[Stored items]
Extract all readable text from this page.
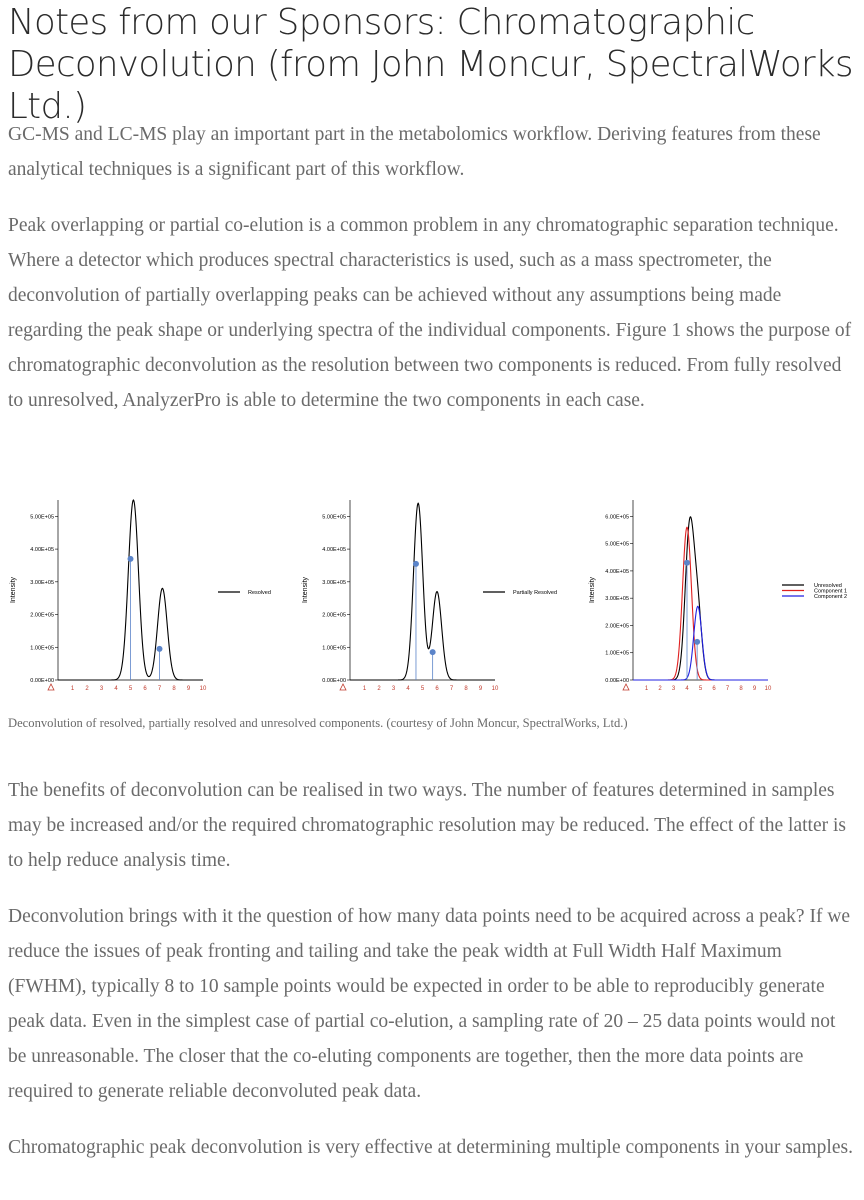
Notes from our Sponsors: Chromatographic Deconvolution (from John Moncur, SpectralWorks Ltd.)

GC-MS and LC-MS play an important part in the metabolomics workflow. Deriving features from these analytical techniques is a significant part of this workflow.

Peak overlapping or partial co-elution is a common problem in any chromatographic separation technique. Where a detector which produces spectral characteristics is used, such as a mass spectrometer, the deconvolution of partially overlapping peaks can be achieved without any assumptions being made regarding the peak shape or underlying spectra of the individual components. Figure 1 shows the purpose of chromatographic deconvolution as the resolution between two components is reduced. From fully resolved to unresolved, AnalyzerPro is able to determine the two components in each case.

Deconvolution of resolved, partially resolved and unresolved components. (courtesy of John Moncur, SpectralWorks, Ltd.)

The benefits of deconvolution can be realised in two ways. The number of features determined in samples may be increased and/or the required chromatographic resolution may be reduced. The effect of the latter is to help reduce analysis time.

Deconvolution brings with it the question of how many data points need to be acquired across a peak? If we reduce the issues of peak fronting and tailing and take the peak width at Full Width Half Maximum (FWHM), typically 8 to 10 sample points would be expected in order to be able to reproducibly generate peak data. Even in the simplest case of partial co-elution, a sampling rate of 20 – 25 data points would not be unreasonable. The closer that the co-eluting components are together, then the more data points are required to generate reliable deconvoluted peak data.

Chromatographic peak deconvolution is very effective at determining multiple components in your samples.

Intensity
0.00E+00
1.00E+05
2.00E+05
3.00E+05
4.00E+05
5.00E+05
1 2 3 4 5 6 7 8 9 10
Resolved	Intensity
0.00E+00
1.00E+05
2.00E+05
3.00E+05
4.00E+05
5.00E+05
1 2 3 4 5 6 7 8 9 10
Partially Resolved	Intensity
0.00E+00
1.00E+05
2.00E+05
3.00E+05
4.00E+05
5.00E+05
6.00E+05
1 2 3 4 5 6 7 8 9 10
Unresolved
Component 1
Component 2
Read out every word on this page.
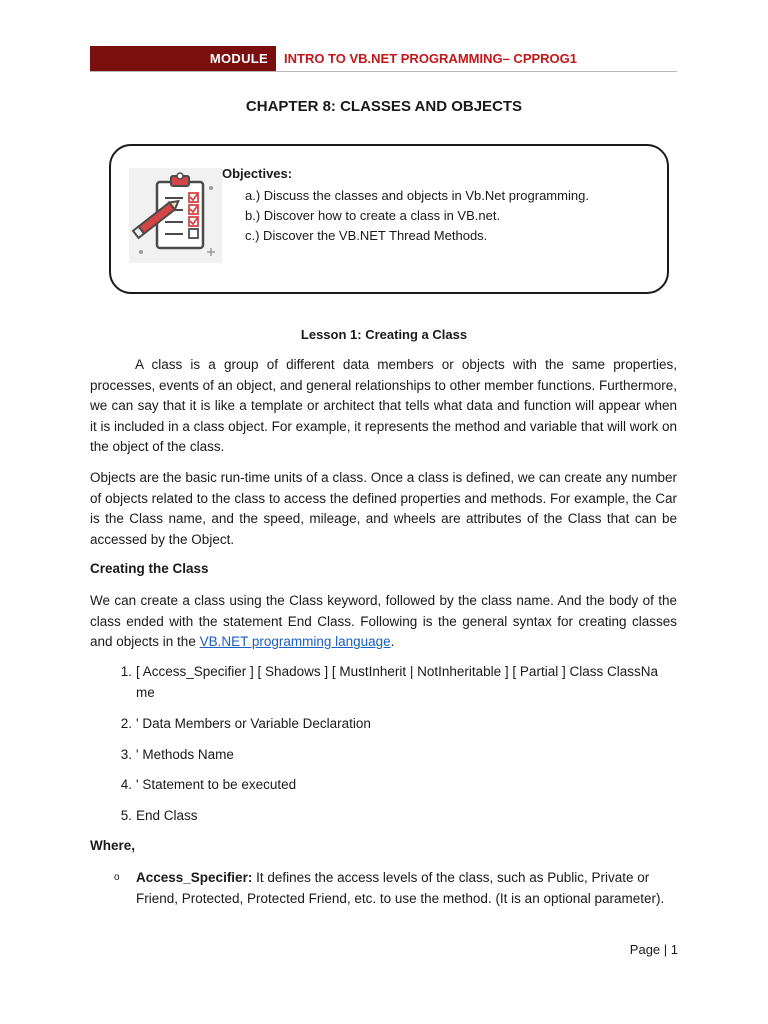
MODULE	INTRO TO VB.NET PROGRAMMING– CPPROG1
CHAPTER 8: CLASSES AND OBJECTS
Objectives:
a.) Discuss the classes and objects in Vb.Net programming.
b.) Discover how to create a class in VB.net.
c.) Discover the VB.NET Thread Methods.
Lesson 1: Creating a Class
A class is a group of different data members or objects with the same properties, processes, events of an object, and general relationships to other member functions. Furthermore, we can say that it is like a template or architect that tells what data and function will appear when it is included in a class object. For example, it represents the method and variable that will work on the object of the class.
Objects are the basic run-time units of a class. Once a class is defined, we can create any number of objects related to the class to access the defined properties and methods. For example, the Car is the Class name, and the speed, mileage, and wheels are attributes of the Class that can be accessed by the Object.
Creating the Class
We can create a class using the Class keyword, followed by the class name. And the body of the class ended with the statement End Class. Following is the general syntax for creating classes and objects in the VB.NET programming language.
1. [ Access_Specifier ] [ Shadows ] [ MustInherit | NotInheritable ] [ Partial ] Class ClassNa
me
2. ' Data Members or Variable Declaration
3. ' Methods Name
4. ' Statement to be executed
5. End Class
Where,
o Access_Specifier: It defines the access levels of the class, such as Public, Private or Friend, Protected, Protected Friend, etc. to use the method. (It is an optional parameter).
Page | 1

### [REQUIREMENTS]
Quote the entries in full. Any image among them is to be omitted from the copy.

### [ANSWER FOR THIS EXERCISE]
Extract all readable text from this page.
Notes from our Sponsors: Chromatographic Deconvolution (from John Moncur, SpectralWorks Ltd.)

GC-MS and LC-MS play an important part in the metabolomics workflow. Deriving features from these analytical techniques is a significant part of this workflow.

Peak overlapping or partial co-elution is a common problem in any chromatographic separation technique. Where a detector which produces spectral characteristics is used, such as a mass spectrometer, the deconvolution of partially overlapping peaks can be achieved without any assumptions being made regarding the peak shape or underlying spectra of the individual components. Figure 1 shows the purpose of chromatographic deconvolution as the resolution between two components is reduced. From fully resolved to unresolved, AnalyzerPro is able to determine the two components in each case.

Deconvolution of resolved, partially resolved and unresolved components. (courtesy of John Moncur, SpectralWorks, Ltd.)

The benefits of deconvolution can be realised in two ways. The number of features determined in samples may be increased and/or the required chromatographic resolution may be reduced. The effect of the latter is to help reduce analysis time.

Deconvolution brings with it the question of how many data points need to be acquired across a peak? If we reduce the issues of peak fronting and tailing and take the peak width at Full Width Half Maximum (FWHM), typically 8 to 10 sample points would be expected in order to be able to reproducibly generate peak data. Even in the simplest case of partial co-elution, a sampling rate of 20 – 25 data points would not be unreasonable. The closer that the co-eluting components are together, then the more data points are required to generate reliable deconvoluted peak data.

Chromatographic peak deconvolution is very effective at determining multiple components in your samples.

Intensity
0.00E+00
1.00E+05
2.00E+05
3.00E+05
4.00E+05
5.00E+05
1 2 3 4 5 6 7 8 9 10
Resolved	Intensity
0.00E+00
1.00E+05
2.00E+05
3.00E+05
4.00E+05
5.00E+05
1 2 3 4 5 6 7 8 9 10
Partially Resolved	Intensity
0.00E+00
1.00E+05
2.00E+05
3.00E+05
4.00E+05
5.00E+05
6.00E+05
1 2 3 4 5 6 7 8 9 10
Unresolved
Component 1
Component 2
Read out every word on this page.
MODULE	INTRO TO VB.NET PROGRAMMING– CPPROG1
CHAPTER 8: CLASSES AND OBJECTS
Objectives:
a.) Discuss the classes and objects in Vb.Net programming.
b.) Discover how to create a class in VB.net.
c.) Discover the VB.NET Thread Methods.
Lesson 1: Creating a Class
A class is a group of different data members or objects with the same properties, processes, events of an object, and general relationships to other member functions. Furthermore, we can say that it is like a template or architect that tells what data and function will appear when it is included in a class object. For example, it represents the method and variable that will work on the object of the class.
Objects are the basic run-time units of a class. Once a class is defined, we can create any number of objects related to the class to access the defined properties and methods. For example, the Car is the Class name, and the speed, mileage, and wheels are attributes of the Class that can be accessed by the Object.
Creating the Class
We can create a class using the Class keyword, followed by the class name. And the body of the class ended with the statement End Class. Following is the general syntax for creating classes and objects in the VB.NET programming language.
1. [ Access_Specifier ] [ Shadows ] [ MustInherit | NotInheritable ] [ Partial ] Class ClassNa
me
2. ' Data Members or Variable Declaration
3. ' Methods Name
4. ' Statement to be executed
5. End Class
Where,
o Access_Specifier: It defines the access levels of the class, such as Public, Private or Friend, Protected, Protected Friend, etc. to use the method. (It is an optional parameter).
Page | 1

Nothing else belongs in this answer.